Page text →
Winnie Madikizela-Mandela, South African anti-Apartheid Campaigner, aged 81, died Monday.
Ms Mandela hallowed place in the pantheon of South Africa’s liberators was eroded by scandal over corruption, kidnapping, murder and the implosion of her fabled marriage to Nelson Mandela, died early Monday in Johannesburg. She was 81.
Her death, at the Netcare Milpark Hospital, was announced by her spokesman, Victor Dlamini. He said in a statement that she died “after a long illness, for which she had been in and out of hospital since the start of the year.”
The South African Broadcasting Corporation said she was admitted to the hospital over the weekend complaining of the flu after she attended a church service on Friday. She had been treated for diabetes and underwent major surgeries as her health began failing over the last several years.
Charming, intelligent, complex, fiery and eloquent, Ms. Madikizela-Mandela (Madikizela was her surname at birth) was inevitably known to most of the world through her marriage to the revered Mr. Mandela. It was a bond that endured ambiguously: She derived a vaunted status from their shared struggle, yet she chafed at being defined by him.
Ms. Madikizela-Mandela commanded a natural constituency of her own among South Africa’s poor and dispossessed, and the post-apartheid leaders who followed Mr. Mandela could never ignore her appeal to a broad segment of society. In April 2016, the government of President Jacob G. Zuma gave Ms. Madikizela-Mandela one of the country’s highest honors: the Order of Luthuli, given, in part, for contributions to the struggle for democracy.
Ms. Madikizela-Mandela retained a political presence as a member of Parliament, representing the dominant African National Congress, and she insisted on a kind of primacy in Mr. Mandela’s life, no matter their estrangement.
Nomzamo Winifred Zanyiwe Madikizela was born to a noble family of the Xhosa-speaking Pondo tribe in Transkei. Her first name, Nomzamo, means “she who must endure trials.”
Her birth date was Sept. 26, 1936, according to the Nelson Mandela Foundation and many other sources, although earlier accounts gave the year as 1934.

Document understanding data:
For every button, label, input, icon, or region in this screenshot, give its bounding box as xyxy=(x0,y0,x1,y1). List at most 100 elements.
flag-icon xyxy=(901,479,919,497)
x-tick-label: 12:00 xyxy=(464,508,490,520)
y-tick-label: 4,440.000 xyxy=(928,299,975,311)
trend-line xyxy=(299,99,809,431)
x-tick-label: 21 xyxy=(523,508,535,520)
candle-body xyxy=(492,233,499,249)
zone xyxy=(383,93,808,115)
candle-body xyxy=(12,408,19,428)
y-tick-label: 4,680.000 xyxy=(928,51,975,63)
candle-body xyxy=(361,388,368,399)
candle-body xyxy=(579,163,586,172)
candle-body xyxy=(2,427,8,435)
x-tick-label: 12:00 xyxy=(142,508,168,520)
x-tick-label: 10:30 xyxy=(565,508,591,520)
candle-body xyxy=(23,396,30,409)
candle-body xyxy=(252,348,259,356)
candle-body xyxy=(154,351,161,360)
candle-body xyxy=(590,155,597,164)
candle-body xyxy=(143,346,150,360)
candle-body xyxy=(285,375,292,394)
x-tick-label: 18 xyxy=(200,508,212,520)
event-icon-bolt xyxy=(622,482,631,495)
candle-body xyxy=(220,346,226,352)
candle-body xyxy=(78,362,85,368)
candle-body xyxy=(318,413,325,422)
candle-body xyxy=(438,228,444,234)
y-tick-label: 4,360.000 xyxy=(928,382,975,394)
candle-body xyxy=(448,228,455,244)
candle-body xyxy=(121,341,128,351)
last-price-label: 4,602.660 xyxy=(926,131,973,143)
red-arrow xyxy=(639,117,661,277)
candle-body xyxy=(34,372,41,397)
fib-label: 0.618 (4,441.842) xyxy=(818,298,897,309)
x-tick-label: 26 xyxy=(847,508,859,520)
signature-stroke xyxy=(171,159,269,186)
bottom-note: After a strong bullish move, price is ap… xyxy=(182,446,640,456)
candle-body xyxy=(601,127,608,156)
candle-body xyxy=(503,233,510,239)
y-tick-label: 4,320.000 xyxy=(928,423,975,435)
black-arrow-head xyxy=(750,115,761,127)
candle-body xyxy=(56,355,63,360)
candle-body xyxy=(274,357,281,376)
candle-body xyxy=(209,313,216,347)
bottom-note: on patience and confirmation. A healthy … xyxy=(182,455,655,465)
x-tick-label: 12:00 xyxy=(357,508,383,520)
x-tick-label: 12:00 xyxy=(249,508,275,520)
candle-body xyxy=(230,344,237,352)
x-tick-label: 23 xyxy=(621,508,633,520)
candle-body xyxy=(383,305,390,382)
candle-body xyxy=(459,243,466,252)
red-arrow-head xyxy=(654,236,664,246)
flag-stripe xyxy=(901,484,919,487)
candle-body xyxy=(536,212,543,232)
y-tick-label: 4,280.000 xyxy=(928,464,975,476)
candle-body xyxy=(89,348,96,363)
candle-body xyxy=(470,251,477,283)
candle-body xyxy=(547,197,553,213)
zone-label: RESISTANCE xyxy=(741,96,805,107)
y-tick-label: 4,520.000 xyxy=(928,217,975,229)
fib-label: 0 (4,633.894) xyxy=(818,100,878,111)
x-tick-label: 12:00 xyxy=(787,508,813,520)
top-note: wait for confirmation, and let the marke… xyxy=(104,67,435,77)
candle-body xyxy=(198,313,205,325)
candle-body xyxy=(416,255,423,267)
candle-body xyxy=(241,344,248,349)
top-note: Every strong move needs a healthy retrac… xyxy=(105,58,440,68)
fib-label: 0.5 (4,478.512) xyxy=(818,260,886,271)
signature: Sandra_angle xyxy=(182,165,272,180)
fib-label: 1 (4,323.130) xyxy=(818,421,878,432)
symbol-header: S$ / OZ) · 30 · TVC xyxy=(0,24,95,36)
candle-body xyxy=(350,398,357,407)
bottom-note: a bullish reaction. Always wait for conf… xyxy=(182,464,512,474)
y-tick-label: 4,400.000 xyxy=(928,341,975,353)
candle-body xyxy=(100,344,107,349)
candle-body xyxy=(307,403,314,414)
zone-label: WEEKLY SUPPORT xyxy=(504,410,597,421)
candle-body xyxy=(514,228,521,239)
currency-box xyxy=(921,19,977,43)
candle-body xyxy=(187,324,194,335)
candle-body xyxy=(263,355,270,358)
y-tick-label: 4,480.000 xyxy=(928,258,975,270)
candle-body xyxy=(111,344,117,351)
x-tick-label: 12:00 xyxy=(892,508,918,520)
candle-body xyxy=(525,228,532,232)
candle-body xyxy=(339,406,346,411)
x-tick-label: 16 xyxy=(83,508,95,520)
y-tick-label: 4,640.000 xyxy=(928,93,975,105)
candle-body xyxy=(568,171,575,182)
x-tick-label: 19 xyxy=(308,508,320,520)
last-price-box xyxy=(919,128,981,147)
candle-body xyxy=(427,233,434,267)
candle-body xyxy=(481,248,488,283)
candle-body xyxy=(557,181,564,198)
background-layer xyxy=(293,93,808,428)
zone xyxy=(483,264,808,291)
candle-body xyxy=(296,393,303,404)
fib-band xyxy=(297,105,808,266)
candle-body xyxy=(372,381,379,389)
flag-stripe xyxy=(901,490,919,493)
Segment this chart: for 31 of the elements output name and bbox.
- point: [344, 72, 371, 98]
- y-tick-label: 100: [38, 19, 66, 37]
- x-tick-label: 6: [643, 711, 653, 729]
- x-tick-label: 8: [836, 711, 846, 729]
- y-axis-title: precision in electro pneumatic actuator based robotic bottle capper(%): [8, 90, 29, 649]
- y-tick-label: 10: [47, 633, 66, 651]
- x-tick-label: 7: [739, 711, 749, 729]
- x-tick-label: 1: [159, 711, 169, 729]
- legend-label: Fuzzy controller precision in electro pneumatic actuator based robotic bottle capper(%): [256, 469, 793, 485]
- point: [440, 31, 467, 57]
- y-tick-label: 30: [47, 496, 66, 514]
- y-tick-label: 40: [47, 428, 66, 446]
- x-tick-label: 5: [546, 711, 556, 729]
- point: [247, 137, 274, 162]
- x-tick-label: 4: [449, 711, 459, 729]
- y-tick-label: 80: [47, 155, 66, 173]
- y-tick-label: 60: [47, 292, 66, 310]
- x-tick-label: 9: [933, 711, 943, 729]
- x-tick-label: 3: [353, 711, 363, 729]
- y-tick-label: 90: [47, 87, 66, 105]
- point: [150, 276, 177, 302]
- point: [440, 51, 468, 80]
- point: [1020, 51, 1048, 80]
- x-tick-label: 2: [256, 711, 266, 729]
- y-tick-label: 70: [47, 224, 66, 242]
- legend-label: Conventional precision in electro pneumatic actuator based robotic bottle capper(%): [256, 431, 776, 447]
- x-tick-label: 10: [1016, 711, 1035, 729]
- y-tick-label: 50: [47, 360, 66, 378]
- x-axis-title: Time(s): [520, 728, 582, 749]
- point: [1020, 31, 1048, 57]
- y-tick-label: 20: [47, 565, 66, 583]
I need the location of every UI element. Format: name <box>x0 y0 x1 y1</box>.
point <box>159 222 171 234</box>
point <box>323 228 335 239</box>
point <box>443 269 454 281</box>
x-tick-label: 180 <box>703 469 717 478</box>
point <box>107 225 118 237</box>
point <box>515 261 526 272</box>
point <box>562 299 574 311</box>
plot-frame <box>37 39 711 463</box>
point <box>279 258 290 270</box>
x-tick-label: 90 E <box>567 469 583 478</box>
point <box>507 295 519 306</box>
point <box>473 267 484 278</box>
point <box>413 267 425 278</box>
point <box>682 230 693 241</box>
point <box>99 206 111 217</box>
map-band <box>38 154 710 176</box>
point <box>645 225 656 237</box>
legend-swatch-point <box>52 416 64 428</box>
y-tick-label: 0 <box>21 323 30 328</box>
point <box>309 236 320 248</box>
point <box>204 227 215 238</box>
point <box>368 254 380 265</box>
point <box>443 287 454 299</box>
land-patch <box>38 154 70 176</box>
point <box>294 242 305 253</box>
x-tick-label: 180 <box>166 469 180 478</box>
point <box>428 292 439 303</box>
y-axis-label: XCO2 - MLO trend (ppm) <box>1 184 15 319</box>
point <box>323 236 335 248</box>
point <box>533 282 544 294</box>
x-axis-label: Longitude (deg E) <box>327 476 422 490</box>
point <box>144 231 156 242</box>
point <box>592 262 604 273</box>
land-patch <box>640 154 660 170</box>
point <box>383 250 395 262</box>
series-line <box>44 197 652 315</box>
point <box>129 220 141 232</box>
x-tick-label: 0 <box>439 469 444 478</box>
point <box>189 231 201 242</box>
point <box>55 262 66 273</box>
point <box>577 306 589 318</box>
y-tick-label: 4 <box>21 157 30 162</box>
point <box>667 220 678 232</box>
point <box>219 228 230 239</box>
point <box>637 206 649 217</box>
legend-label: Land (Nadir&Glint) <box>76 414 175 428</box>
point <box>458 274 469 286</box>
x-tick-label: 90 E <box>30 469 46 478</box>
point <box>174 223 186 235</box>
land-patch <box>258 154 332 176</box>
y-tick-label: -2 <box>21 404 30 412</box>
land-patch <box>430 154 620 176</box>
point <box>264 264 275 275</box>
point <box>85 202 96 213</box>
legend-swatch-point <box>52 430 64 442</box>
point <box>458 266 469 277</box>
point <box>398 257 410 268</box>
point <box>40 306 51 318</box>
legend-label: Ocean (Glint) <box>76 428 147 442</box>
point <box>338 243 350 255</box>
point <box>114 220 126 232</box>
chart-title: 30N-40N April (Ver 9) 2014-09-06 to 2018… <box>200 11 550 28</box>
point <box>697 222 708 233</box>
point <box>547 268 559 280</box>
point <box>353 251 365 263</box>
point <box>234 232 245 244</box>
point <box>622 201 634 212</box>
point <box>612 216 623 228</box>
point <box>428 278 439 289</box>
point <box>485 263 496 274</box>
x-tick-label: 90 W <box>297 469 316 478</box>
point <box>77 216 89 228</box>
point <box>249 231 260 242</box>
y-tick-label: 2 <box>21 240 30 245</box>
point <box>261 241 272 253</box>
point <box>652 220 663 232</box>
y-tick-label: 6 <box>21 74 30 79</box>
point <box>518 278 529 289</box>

Exercises to complete →
1. Copy the obituary word for word, everything from "The South African" down to "defined by him.".
2. According to the obituary, who announced Winnie Madikizela-Mandela's death?
3. List the qualities the obituary attributes to Ms. Madikizela-Mandela in the sentence that begins "Charming, intelligent".
The listing is not needed for any of these tasks.

Solutions per task →
1.
The South African Broadcasting Corporation said she was admitted to the hospital over the weekend complaining of the flu after she attended a church service on Friday. She had been treated for diabetes and underwent major surgeries as her health began failing over the last several years.
Charming, intelligent, complex, fiery and eloquent, Ms. Madikizela-Mandela (Madikizela was her surname at birth) was inevitably known to most of the world through her marriage to the revered Mr. Mandela. It was a bond that endured ambiguously: She derived a vaunted status from their shared struggle, yet she chafed at being defined by him.

2. Her spokesman, Victor Dlamini, announced her death.

3. Charming, intelligent, complex, fiery, eloquent